__Instructions for the task__:
Using the data below, copy every line that contains the word "energy".

===== Available records =====

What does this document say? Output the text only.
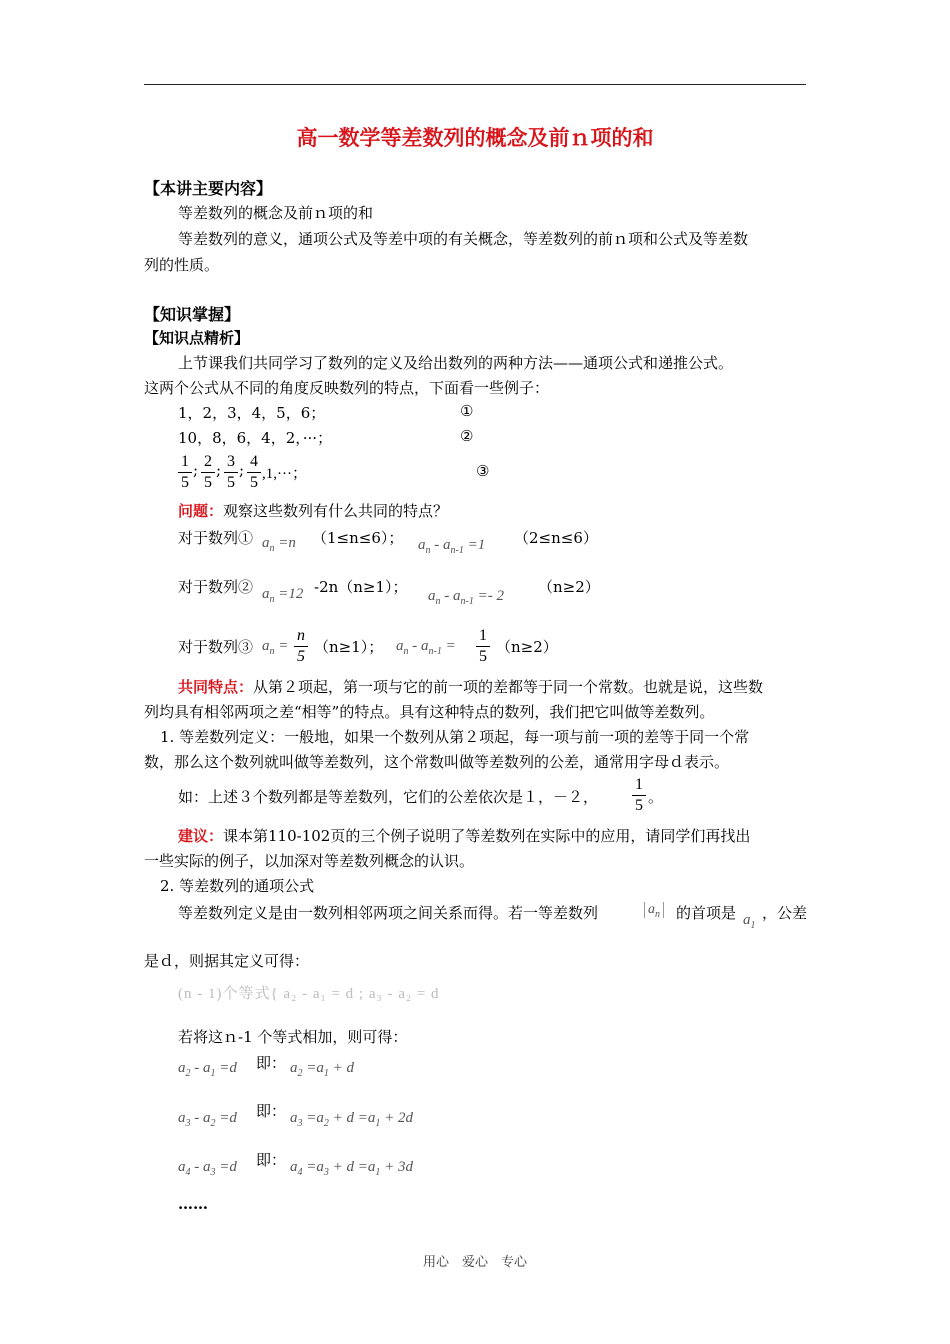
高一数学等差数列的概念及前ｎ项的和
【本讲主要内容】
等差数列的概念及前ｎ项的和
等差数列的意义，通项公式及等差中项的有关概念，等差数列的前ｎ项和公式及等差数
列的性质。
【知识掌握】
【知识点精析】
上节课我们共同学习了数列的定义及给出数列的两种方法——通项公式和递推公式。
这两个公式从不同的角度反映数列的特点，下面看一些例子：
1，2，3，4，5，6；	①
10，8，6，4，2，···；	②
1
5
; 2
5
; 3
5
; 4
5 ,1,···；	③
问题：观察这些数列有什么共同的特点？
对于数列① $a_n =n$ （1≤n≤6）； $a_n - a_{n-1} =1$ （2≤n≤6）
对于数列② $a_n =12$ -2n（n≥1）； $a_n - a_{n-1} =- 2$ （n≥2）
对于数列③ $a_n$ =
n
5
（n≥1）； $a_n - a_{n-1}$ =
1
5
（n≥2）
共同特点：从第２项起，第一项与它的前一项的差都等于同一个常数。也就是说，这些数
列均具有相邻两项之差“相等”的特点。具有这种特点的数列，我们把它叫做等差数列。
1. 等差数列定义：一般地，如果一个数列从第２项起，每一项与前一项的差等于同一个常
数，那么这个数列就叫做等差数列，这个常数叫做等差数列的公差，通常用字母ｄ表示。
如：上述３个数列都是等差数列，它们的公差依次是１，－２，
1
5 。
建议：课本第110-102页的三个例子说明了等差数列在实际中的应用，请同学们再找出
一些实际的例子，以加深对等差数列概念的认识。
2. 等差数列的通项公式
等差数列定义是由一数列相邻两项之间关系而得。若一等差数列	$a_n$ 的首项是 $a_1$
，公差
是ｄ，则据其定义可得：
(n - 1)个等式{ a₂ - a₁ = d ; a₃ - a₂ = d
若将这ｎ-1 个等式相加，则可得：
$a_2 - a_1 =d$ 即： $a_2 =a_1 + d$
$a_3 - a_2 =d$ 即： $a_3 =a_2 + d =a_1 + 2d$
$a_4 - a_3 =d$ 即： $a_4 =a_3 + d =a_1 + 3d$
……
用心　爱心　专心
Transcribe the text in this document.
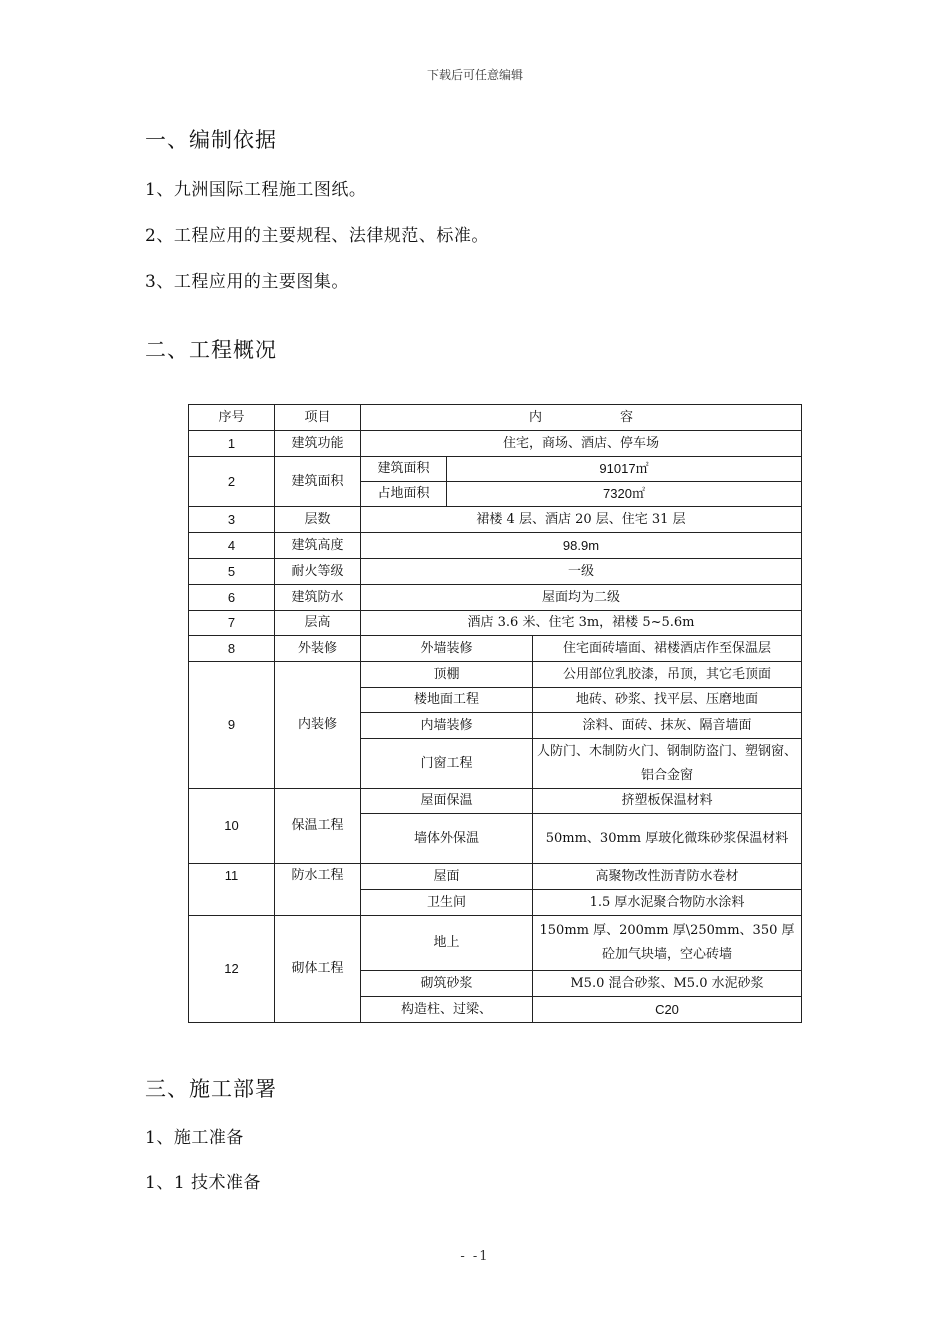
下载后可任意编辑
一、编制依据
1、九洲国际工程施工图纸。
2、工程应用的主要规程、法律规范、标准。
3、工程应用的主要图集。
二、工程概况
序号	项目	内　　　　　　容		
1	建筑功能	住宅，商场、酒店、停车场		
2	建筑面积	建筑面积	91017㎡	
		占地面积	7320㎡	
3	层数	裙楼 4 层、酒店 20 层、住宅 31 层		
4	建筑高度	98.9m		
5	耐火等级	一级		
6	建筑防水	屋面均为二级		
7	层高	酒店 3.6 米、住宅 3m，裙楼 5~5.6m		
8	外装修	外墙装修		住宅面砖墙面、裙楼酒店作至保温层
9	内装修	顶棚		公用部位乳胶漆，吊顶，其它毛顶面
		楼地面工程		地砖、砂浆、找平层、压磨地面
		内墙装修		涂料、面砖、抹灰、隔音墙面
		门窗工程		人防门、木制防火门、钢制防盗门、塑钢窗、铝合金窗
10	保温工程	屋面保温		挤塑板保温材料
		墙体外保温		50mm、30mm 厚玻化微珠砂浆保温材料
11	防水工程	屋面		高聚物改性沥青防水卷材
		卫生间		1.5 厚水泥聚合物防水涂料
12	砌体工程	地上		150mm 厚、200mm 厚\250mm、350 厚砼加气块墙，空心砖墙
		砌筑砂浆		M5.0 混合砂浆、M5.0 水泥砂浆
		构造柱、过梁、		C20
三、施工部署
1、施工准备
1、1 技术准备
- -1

=====
===== Available records =====

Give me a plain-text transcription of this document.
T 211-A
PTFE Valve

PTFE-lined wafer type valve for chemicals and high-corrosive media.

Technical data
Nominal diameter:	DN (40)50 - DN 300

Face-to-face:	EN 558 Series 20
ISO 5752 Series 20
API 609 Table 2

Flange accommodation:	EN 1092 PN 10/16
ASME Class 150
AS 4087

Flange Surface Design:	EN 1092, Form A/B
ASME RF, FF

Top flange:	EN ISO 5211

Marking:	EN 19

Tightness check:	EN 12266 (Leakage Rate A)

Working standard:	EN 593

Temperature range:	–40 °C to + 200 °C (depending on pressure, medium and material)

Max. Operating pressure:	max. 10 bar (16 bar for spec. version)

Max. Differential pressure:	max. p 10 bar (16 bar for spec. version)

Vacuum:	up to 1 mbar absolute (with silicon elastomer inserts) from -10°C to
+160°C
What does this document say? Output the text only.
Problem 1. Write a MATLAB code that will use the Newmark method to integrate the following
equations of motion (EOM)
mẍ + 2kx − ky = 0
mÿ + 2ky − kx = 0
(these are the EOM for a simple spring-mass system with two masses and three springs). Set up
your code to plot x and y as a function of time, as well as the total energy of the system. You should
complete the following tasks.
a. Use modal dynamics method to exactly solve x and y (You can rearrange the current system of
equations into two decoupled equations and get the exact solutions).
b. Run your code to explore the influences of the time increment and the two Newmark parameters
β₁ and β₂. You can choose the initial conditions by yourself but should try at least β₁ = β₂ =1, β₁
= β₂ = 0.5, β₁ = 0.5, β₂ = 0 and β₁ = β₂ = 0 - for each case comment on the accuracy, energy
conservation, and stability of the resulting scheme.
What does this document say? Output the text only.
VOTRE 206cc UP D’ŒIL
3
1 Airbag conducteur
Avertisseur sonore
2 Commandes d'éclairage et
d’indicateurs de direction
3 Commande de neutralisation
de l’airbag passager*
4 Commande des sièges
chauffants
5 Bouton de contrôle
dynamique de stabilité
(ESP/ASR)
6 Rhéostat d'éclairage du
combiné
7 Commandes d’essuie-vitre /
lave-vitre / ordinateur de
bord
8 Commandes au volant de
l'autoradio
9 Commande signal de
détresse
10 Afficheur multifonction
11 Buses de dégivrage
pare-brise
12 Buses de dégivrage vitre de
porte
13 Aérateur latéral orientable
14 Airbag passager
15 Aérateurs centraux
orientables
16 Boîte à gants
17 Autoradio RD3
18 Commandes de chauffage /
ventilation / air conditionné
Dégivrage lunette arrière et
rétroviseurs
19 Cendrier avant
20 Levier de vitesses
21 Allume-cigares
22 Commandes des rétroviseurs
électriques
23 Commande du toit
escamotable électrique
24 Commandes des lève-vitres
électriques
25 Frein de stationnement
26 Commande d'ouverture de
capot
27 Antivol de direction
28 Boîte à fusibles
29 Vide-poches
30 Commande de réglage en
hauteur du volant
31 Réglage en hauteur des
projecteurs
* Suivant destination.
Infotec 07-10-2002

=====

__Expected answer__:
your code to plot x and y as a function of time, as well as the total energy of the system. You should
= β₂ = 0.5, β₁ = 0.5, β₂ = 0 and β₁ = β₂ = 0 - for each case comment on the accuracy, energy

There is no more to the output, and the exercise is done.